How many lines of the data hold the word "hangt"? State the number and nothing else.

***** Records to process *****

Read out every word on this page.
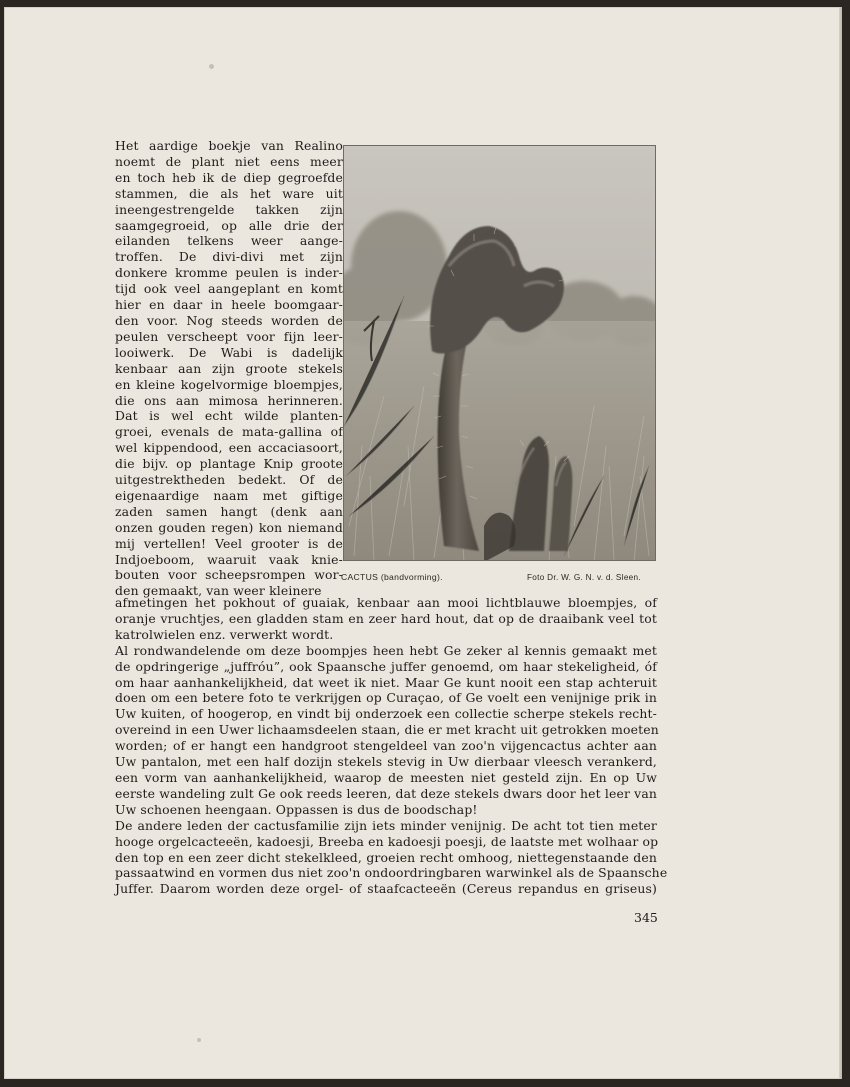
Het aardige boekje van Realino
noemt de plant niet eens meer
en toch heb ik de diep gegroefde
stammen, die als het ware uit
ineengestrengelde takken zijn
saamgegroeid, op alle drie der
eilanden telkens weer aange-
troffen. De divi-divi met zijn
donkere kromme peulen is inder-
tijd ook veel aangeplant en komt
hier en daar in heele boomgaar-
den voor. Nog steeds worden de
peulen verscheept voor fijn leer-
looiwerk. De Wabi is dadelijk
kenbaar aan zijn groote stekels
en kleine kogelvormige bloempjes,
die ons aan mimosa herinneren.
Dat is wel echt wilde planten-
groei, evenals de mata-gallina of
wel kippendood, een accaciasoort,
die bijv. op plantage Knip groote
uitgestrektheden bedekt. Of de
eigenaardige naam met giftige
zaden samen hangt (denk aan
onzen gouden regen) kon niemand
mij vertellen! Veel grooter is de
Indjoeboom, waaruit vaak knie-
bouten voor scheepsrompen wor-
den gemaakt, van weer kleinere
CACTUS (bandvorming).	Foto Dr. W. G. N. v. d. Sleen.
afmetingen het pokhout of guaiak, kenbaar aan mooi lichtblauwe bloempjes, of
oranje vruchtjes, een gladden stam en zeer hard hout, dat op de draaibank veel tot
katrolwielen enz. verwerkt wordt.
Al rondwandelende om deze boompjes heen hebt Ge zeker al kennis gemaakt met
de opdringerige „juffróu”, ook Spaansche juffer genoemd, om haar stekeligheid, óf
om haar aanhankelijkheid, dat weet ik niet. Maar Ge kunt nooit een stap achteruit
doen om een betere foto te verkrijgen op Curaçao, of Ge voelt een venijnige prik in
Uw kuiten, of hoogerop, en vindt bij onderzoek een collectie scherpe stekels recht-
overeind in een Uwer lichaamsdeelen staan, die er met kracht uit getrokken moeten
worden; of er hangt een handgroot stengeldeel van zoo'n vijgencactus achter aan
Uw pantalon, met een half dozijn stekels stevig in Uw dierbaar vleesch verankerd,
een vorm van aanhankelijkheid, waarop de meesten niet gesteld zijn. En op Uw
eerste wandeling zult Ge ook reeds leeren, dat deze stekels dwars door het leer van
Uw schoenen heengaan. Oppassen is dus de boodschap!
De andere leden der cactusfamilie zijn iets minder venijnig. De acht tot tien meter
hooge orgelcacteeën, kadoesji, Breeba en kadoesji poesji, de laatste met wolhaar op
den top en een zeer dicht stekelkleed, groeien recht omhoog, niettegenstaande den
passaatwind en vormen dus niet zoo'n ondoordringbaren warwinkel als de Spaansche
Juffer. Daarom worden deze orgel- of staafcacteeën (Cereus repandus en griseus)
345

*****
***** Records to process *****

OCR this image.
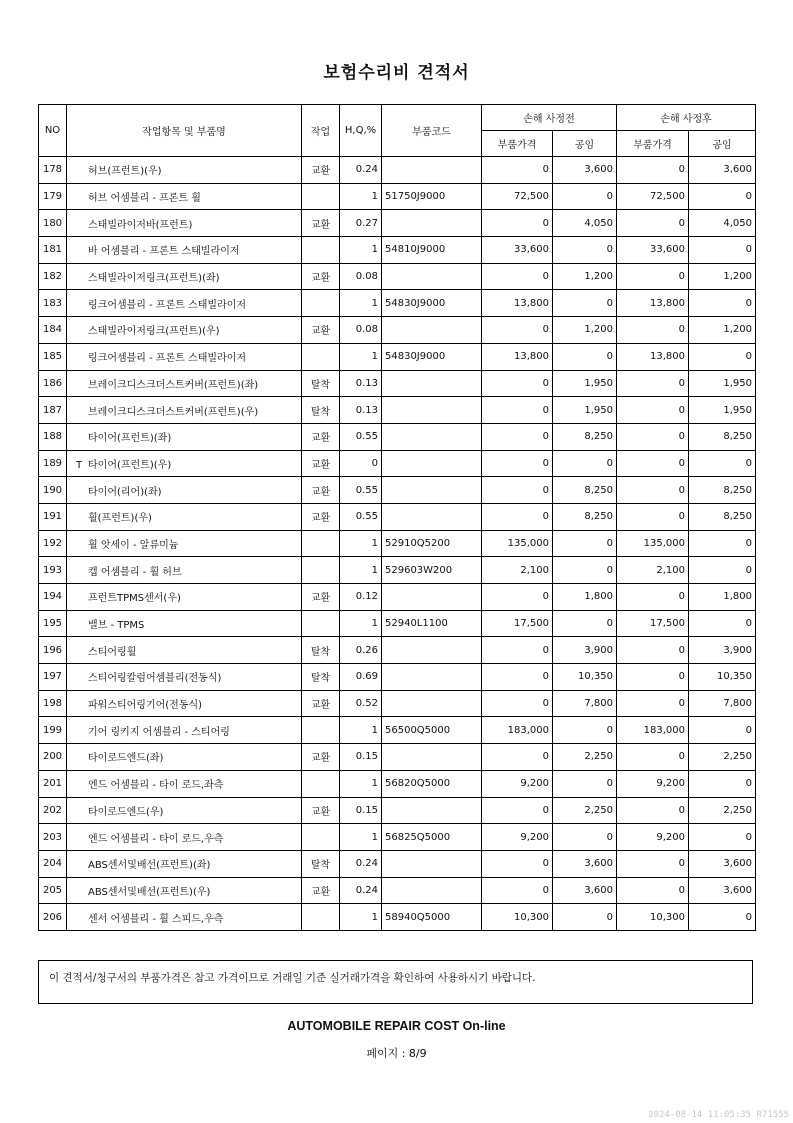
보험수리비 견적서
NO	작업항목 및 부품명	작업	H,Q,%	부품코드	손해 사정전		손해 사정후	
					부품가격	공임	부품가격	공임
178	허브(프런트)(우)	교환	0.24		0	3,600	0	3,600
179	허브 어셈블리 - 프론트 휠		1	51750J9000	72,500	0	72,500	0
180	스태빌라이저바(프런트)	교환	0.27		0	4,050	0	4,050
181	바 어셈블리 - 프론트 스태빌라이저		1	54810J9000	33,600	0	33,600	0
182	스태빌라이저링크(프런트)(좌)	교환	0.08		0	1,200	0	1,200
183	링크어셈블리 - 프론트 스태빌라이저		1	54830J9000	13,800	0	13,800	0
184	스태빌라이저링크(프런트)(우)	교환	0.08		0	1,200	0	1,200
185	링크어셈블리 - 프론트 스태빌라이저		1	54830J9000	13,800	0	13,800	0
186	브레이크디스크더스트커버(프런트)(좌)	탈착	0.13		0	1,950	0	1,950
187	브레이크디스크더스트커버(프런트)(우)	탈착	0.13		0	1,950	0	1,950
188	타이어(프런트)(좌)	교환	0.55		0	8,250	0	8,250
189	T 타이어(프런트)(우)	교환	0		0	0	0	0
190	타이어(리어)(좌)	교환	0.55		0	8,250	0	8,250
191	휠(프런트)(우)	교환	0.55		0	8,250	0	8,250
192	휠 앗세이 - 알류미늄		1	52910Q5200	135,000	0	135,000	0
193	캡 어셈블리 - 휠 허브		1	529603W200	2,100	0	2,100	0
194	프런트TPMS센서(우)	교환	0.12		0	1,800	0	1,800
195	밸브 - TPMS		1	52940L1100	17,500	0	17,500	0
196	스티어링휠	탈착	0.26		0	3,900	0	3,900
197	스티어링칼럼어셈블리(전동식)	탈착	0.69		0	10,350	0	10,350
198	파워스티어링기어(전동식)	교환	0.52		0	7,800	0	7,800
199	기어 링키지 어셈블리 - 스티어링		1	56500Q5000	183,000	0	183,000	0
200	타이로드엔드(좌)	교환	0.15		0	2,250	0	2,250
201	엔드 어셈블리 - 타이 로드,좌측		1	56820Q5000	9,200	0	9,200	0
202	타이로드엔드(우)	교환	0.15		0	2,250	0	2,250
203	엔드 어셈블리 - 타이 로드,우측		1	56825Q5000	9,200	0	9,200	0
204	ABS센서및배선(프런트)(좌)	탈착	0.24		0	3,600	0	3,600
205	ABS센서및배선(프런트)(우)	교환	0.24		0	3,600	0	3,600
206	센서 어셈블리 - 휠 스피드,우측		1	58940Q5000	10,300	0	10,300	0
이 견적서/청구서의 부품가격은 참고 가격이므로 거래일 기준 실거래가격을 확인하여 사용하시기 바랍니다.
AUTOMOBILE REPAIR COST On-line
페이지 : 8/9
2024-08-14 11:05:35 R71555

*****

# Final answer
2